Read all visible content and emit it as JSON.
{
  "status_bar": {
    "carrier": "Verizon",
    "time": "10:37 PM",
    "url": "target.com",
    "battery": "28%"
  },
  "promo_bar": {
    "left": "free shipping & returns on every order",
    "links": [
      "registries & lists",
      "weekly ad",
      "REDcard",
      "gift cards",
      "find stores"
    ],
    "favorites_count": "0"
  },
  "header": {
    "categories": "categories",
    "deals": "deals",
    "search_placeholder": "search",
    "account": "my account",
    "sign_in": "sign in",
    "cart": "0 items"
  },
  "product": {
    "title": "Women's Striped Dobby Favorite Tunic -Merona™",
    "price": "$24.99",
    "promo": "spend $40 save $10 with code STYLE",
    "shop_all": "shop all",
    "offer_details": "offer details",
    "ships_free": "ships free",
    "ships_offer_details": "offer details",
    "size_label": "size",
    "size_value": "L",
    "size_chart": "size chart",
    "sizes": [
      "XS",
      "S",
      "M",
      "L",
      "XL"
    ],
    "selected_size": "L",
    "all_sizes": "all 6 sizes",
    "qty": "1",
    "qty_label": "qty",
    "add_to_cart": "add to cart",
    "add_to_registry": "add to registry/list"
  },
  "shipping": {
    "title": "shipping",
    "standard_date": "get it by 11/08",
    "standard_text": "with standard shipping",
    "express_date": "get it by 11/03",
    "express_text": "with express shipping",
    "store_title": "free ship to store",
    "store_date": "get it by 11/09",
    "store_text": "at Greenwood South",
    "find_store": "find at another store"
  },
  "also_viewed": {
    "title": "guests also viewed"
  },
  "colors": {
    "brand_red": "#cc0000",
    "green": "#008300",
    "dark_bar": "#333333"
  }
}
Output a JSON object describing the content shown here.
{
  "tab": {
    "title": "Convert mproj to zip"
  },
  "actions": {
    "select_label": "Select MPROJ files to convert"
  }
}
━━━━━━━━
Restate each record exactly as written.

• Response:
Read all visible content and emit it as JSON.
{
  "status_bar": {
    "carrier": "Verizon",
    "time": "10:37 PM",
    "url": "target.com",
    "battery": "28%"
  },
  "promo_bar": {
    "left": "free shipping & returns on every order",
    "links": [
      "registries & lists",
      "weekly ad",
      "REDcard",
      "gift cards",
      "find stores"
    ],
    "favorites_count": "0"
  },
  "header": {
    "categories": "categories",
    "deals": "deals",
    "search_placeholder": "search",
    "account": "my account",
    "sign_in": "sign in",
    "cart": "0 items"
  },
  "product": {
    "title": "Women's Striped Dobby Favorite Tunic -Merona™",
    "price": "$24.99",
    "promo": "spend $40 save $10 with code STYLE",
    "shop_all": "shop all",
    "offer_details": "offer details",
    "ships_free": "ships free",
    "ships_offer_details": "offer details",
    "size_label": "size",
    "size_value": "L",
    "size_chart": "size chart",
    "sizes": [
      "XS",
      "S",
      "M",
      "L",
      "XL"
    ],
    "selected_size": "L",
    "all_sizes": "all 6 sizes",
    "qty": "1",
    "qty_label": "qty",
    "add_to_cart": "add to cart",
    "add_to_registry": "add to registry/list"
  },
  "shipping": {
    "title": "shipping",
    "standard_date": "get it by 11/08",
    "standard_text": "with standard shipping",
    "express_date": "get it by 11/03",
    "express_text": "with express shipping",
    "store_title": "free ship to store",
    "store_date": "get it by 11/09",
    "store_text": "at Greenwood South",
    "find_store": "find at another store"
  },
  "also_viewed": {
    "title": "guests also viewed"
  },
  "colors": {
    "brand_red": "#cc0000",
    "green": "#008300",
    "dark_bar": "#333333"
  }
}
Output a JSON object describing the content shown here.
{
  "tab": {
    "title": "Convert mproj to zip"
  },
  "actions": {
    "select_label": "Select MPROJ files to convert"
  }
}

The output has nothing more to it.